::: Records for this exercise :::

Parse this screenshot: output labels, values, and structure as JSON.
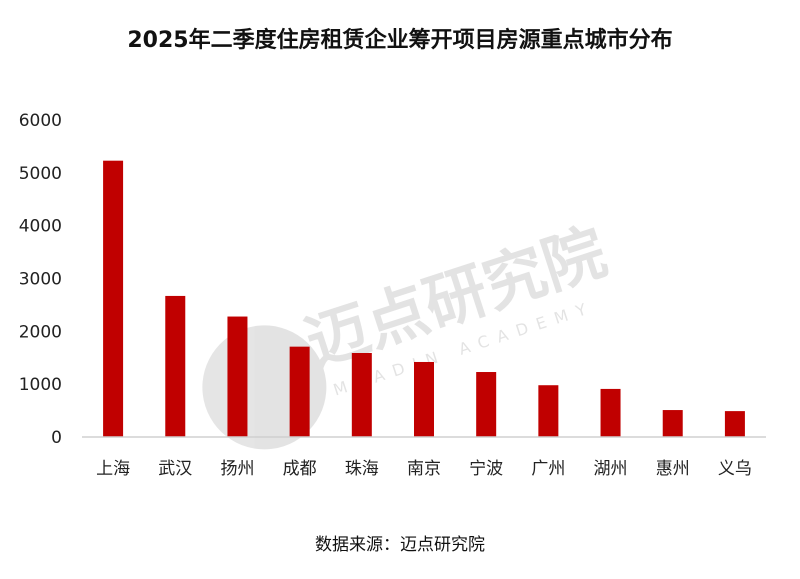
{
  "chart_data": {
    "type": "bar",
    "title": "2025年二季度住房租赁企业筹开项目房源重点城市分布",
    "categories": [
      "上海",
      "武汉",
      "扬州",
      "成都",
      "珠海",
      "南京",
      "宁波",
      "广州",
      "湖州",
      "惠州",
      "义乌"
    ],
    "values": [
      5230,
      2670,
      2280,
      1710,
      1590,
      1420,
      1230,
      980,
      910,
      510,
      490
    ],
    "ylim": [
      0,
      6000
    ],
    "yticks": [
      0,
      1000,
      2000,
      3000,
      4000,
      5000,
      6000
    ],
    "grid": false,
    "bar_color": "#C00000",
    "source": "数据来源：迈点研究院",
    "watermark": {
      "cn": "迈点研究院",
      "en": "MEADIN ACADEMY"
    }
  }
}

:::

The task: Quote all the records verbatim, dropping any pictures from your copy.

Finished task:
Parse this screenshot: output labels, values, and structure as JSON.
{
  "chart_data": {
    "type": "bar",
    "title": "2025年二季度住房租赁企业筹开项目房源重点城市分布",
    "categories": [
      "上海",
      "武汉",
      "扬州",
      "成都",
      "珠海",
      "南京",
      "宁波",
      "广州",
      "湖州",
      "惠州",
      "义乌"
    ],
    "values": [
      5230,
      2670,
      2280,
      1710,
      1590,
      1420,
      1230,
      980,
      910,
      510,
      490
    ],
    "ylim": [
      0,
      6000
    ],
    "yticks": [
      0,
      1000,
      2000,
      3000,
      4000,
      5000,
      6000
    ],
    "grid": false,
    "bar_color": "#C00000",
    "source": "数据来源：迈点研究院",
    "watermark": {
      "cn": "迈点研究院",
      "en": "MEADIN ACADEMY"
    }
  }
}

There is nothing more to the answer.